*Problem requirements:*
Leave out any pictures and transcribe all other data below exactly.

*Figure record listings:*
=-=-=

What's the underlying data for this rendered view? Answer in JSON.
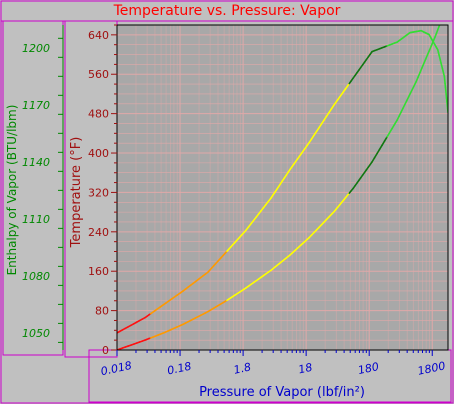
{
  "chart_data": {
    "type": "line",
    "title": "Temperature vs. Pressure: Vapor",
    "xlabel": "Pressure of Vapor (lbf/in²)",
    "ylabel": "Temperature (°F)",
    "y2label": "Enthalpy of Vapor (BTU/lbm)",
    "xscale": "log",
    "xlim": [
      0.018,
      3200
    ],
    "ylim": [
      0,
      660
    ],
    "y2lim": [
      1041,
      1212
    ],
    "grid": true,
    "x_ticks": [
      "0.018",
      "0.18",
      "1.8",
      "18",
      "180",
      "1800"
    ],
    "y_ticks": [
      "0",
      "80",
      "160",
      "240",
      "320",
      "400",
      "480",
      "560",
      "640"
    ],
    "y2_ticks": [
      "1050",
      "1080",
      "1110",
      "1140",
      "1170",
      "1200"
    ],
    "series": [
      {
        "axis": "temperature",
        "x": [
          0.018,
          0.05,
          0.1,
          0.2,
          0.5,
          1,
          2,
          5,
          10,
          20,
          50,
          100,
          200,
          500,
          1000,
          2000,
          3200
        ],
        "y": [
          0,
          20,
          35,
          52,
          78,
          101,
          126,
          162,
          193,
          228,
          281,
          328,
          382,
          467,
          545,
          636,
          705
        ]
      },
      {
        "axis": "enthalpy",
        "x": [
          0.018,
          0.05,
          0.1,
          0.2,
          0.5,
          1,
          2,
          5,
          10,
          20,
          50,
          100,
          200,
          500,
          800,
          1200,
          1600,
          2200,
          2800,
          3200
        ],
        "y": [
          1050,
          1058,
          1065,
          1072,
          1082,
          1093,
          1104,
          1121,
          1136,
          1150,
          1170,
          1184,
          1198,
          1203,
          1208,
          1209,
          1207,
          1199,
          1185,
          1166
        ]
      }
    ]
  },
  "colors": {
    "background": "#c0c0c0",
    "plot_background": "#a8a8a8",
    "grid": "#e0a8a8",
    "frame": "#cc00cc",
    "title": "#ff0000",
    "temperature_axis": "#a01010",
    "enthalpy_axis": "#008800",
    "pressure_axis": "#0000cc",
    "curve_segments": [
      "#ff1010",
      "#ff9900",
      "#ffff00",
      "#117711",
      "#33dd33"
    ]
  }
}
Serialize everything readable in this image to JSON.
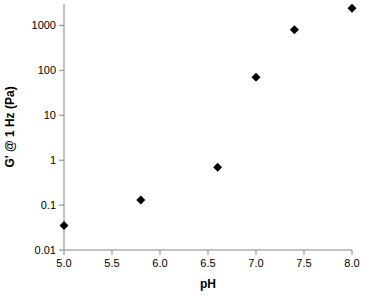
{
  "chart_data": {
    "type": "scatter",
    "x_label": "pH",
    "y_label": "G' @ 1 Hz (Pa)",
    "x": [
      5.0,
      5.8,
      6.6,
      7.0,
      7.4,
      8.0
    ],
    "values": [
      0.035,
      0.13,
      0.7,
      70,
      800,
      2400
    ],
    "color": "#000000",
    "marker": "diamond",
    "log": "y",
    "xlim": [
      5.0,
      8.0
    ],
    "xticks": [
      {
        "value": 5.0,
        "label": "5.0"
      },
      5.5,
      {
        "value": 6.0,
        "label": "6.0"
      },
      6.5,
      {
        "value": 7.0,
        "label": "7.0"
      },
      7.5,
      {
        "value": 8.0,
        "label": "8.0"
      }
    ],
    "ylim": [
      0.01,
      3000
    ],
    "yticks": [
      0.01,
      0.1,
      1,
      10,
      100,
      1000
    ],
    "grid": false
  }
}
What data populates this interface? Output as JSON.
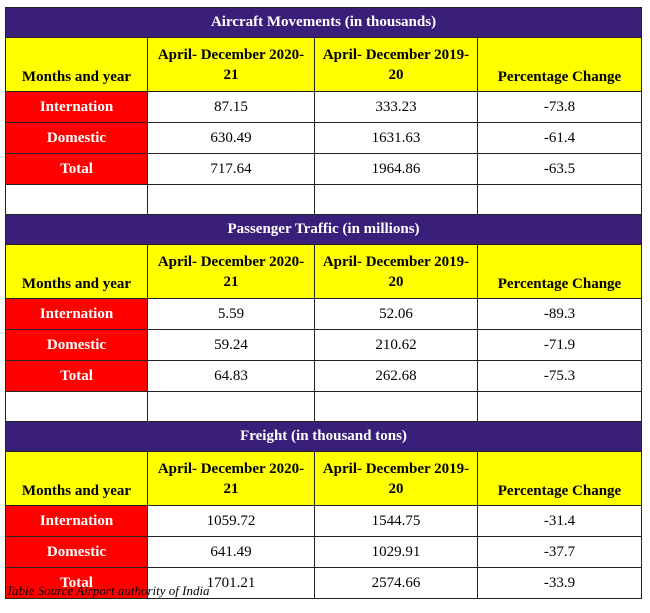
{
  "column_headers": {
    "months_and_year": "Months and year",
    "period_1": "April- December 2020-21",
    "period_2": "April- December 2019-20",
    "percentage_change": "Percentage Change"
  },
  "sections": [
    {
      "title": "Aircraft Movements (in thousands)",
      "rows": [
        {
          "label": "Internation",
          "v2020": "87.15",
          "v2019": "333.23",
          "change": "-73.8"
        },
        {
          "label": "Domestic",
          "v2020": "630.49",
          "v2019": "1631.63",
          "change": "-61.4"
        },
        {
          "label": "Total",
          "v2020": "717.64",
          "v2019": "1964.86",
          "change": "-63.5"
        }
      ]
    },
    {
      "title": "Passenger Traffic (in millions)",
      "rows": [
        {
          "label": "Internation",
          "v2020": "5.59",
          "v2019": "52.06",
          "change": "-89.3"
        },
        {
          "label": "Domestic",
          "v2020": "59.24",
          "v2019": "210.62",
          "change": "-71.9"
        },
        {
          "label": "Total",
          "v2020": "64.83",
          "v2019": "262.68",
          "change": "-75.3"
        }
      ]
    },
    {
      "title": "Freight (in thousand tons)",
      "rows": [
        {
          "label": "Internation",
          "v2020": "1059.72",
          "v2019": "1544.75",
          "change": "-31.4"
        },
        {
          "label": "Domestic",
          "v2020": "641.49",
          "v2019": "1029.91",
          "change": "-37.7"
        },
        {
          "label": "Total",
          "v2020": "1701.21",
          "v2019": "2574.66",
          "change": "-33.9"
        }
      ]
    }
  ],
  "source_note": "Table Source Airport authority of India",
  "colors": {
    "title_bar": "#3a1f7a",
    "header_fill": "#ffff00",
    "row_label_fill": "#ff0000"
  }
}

=-=-=

*Final answer:*
What's the underlying data for this rendered view? Answer in JSON.
{
  "chart_data": {
    "type": "line",
    "title": "Temperature vs. Pressure: Vapor",
    "xlabel": "Pressure of Vapor (lbf/in²)",
    "ylabel": "Temperature (°F)",
    "y2label": "Enthalpy of Vapor (BTU/lbm)",
    "xscale": "log",
    "xlim": [
      0.018,
      3200
    ],
    "ylim": [
      0,
      660
    ],
    "y2lim": [
      1041,
      1212
    ],
    "grid": true,
    "x_ticks": [
      "0.018",
      "0.18",
      "1.8",
      "18",
      "180",
      "1800"
    ],
    "y_ticks": [
      "0",
      "80",
      "160",
      "240",
      "320",
      "400",
      "480",
      "560",
      "640"
    ],
    "y2_ticks": [
      "1050",
      "1080",
      "1110",
      "1140",
      "1170",
      "1200"
    ],
    "series": [
      {
        "axis": "temperature",
        "x": [
          0.018,
          0.05,
          0.1,
          0.2,
          0.5,
          1,
          2,
          5,
          10,
          20,
          50,
          100,
          200,
          500,
          1000,
          2000,
          3200
        ],
        "y": [
          0,
          20,
          35,
          52,
          78,
          101,
          126,
          162,
          193,
          228,
          281,
          328,
          382,
          467,
          545,
          636,
          705
        ]
      },
      {
        "axis": "enthalpy",
        "x": [
          0.018,
          0.05,
          0.1,
          0.2,
          0.5,
          1,
          2,
          5,
          10,
          20,
          50,
          100,
          200,
          500,
          800,
          1200,
          1600,
          2200,
          2800,
          3200
        ],
        "y": [
          1050,
          1058,
          1065,
          1072,
          1082,
          1093,
          1104,
          1121,
          1136,
          1150,
          1170,
          1184,
          1198,
          1203,
          1208,
          1209,
          1207,
          1199,
          1185,
          1166
        ]
      }
    ]
  },
  "colors": {
    "background": "#c0c0c0",
    "plot_background": "#a8a8a8",
    "grid": "#e0a8a8",
    "frame": "#cc00cc",
    "title": "#ff0000",
    "temperature_axis": "#a01010",
    "enthalpy_axis": "#008800",
    "pressure_axis": "#0000cc",
    "curve_segments": [
      "#ff1010",
      "#ff9900",
      "#ffff00",
      "#117711",
      "#33dd33"
    ]
  }
}
Serialize everything readable in this image to JSON.
{
  "chart_data": {
    "type": "scatter",
    "x_label": "pH",
    "y_label": "G' @ 1 Hz (Pa)",
    "x": [
      5.0,
      5.8,
      6.6,
      7.0,
      7.4,
      8.0
    ],
    "values": [
      0.035,
      0.13,
      0.7,
      70,
      800,
      2400
    ],
    "color": "#000000",
    "marker": "diamond",
    "log": "y",
    "xlim": [
      5.0,
      8.0
    ],
    "xticks": [
      {
        "value": 5.0,
        "label": "5.0"
      },
      5.5,
      {
        "value": 6.0,
        "label": "6.0"
      },
      6.5,
      {
        "value": 7.0,
        "label": "7.0"
      },
      7.5,
      {
        "value": 8.0,
        "label": "8.0"
      }
    ],
    "ylim": [
      0.01,
      3000
    ],
    "yticks": [
      0.01,
      0.1,
      1,
      10,
      100,
      1000
    ],
    "grid": false
  }
}
What data populates this interface? Output as JSON.
{
  "column_headers": {
    "months_and_year": "Months and year",
    "period_1": "April- December 2020-21",
    "period_2": "April- December 2019-20",
    "percentage_change": "Percentage Change"
  },
  "sections": [
    {
      "title": "Aircraft Movements (in thousands)",
      "rows": [
        {
          "label": "Internation",
          "v2020": "87.15",
          "v2019": "333.23",
          "change": "-73.8"
        },
        {
          "label": "Domestic",
          "v2020": "630.49",
          "v2019": "1631.63",
          "change": "-61.4"
        },
        {
          "label": "Total",
          "v2020": "717.64",
          "v2019": "1964.86",
          "change": "-63.5"
        }
      ]
    },
    {
      "title": "Passenger Traffic (in millions)",
      "rows": [
        {
          "label": "Internation",
          "v2020": "5.59",
          "v2019": "52.06",
          "change": "-89.3"
        },
        {
          "label": "Domestic",
          "v2020": "59.24",
          "v2019": "210.62",
          "change": "-71.9"
        },
        {
          "label": "Total",
          "v2020": "64.83",
          "v2019": "262.68",
          "change": "-75.3"
        }
      ]
    },
    {
      "title": "Freight (in thousand tons)",
      "rows": [
        {
          "label": "Internation",
          "v2020": "1059.72",
          "v2019": "1544.75",
          "change": "-31.4"
        },
        {
          "label": "Domestic",
          "v2020": "641.49",
          "v2019": "1029.91",
          "change": "-37.7"
        },
        {
          "label": "Total",
          "v2020": "1701.21",
          "v2019": "2574.66",
          "change": "-33.9"
        }
      ]
    }
  ],
  "source_note": "Table Source Airport authority of India",
  "colors": {
    "title_bar": "#3a1f7a",
    "header_fill": "#ffff00",
    "row_label_fill": "#ff0000"
  }
}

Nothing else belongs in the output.